Give the number of lines that hold the string "keys". Nothing else is needed.
++++++++++++++++++++
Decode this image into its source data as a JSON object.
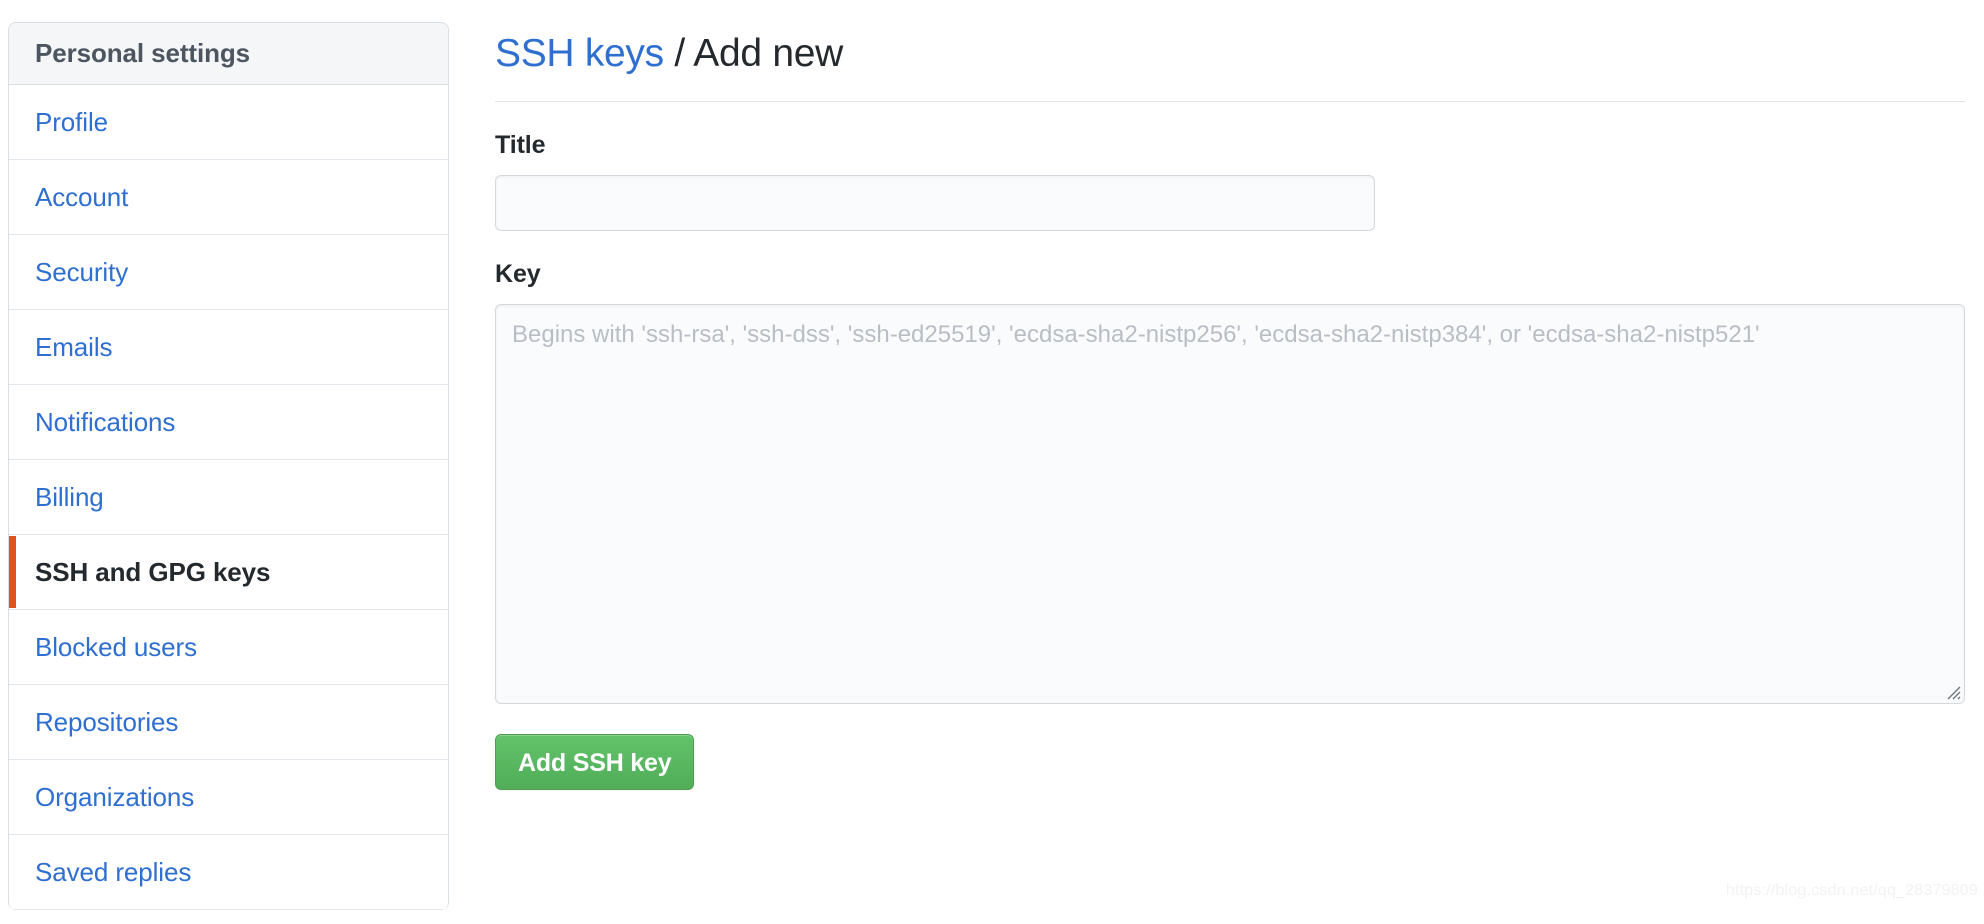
{
  "sidebar": {
    "header": "Personal settings",
    "items": [
      {
        "label": "Profile",
        "active": false
      },
      {
        "label": "Account",
        "active": false
      },
      {
        "label": "Security",
        "active": false
      },
      {
        "label": "Emails",
        "active": false
      },
      {
        "label": "Notifications",
        "active": false
      },
      {
        "label": "Billing",
        "active": false
      },
      {
        "label": "SSH and GPG keys",
        "active": true
      },
      {
        "label": "Blocked users",
        "active": false
      },
      {
        "label": "Repositories",
        "active": false
      },
      {
        "label": "Organizations",
        "active": false
      },
      {
        "label": "Saved replies",
        "active": false
      }
    ]
  },
  "main": {
    "breadcrumb_link": "SSH keys",
    "breadcrumb_separator": " / ",
    "breadcrumb_current": "Add new",
    "title_field": {
      "label": "Title",
      "value": "",
      "placeholder": ""
    },
    "key_field": {
      "label": "Key",
      "value": "",
      "placeholder": "Begins with 'ssh-rsa', 'ssh-dss', 'ssh-ed25519', 'ecdsa-sha2-nistp256', 'ecdsa-sha2-nistp384', or 'ecdsa-sha2-nistp521'"
    },
    "submit_label": "Add SSH key"
  },
  "watermark": "https://blog.csdn.net/qq_28379809",
  "colors": {
    "link": "#2f6fd0",
    "active_accent": "#d9541e",
    "button_green": "#55b15c",
    "text": "#24292e",
    "border": "#d8dee4"
  }
}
++++++++++++++++++++
Response
2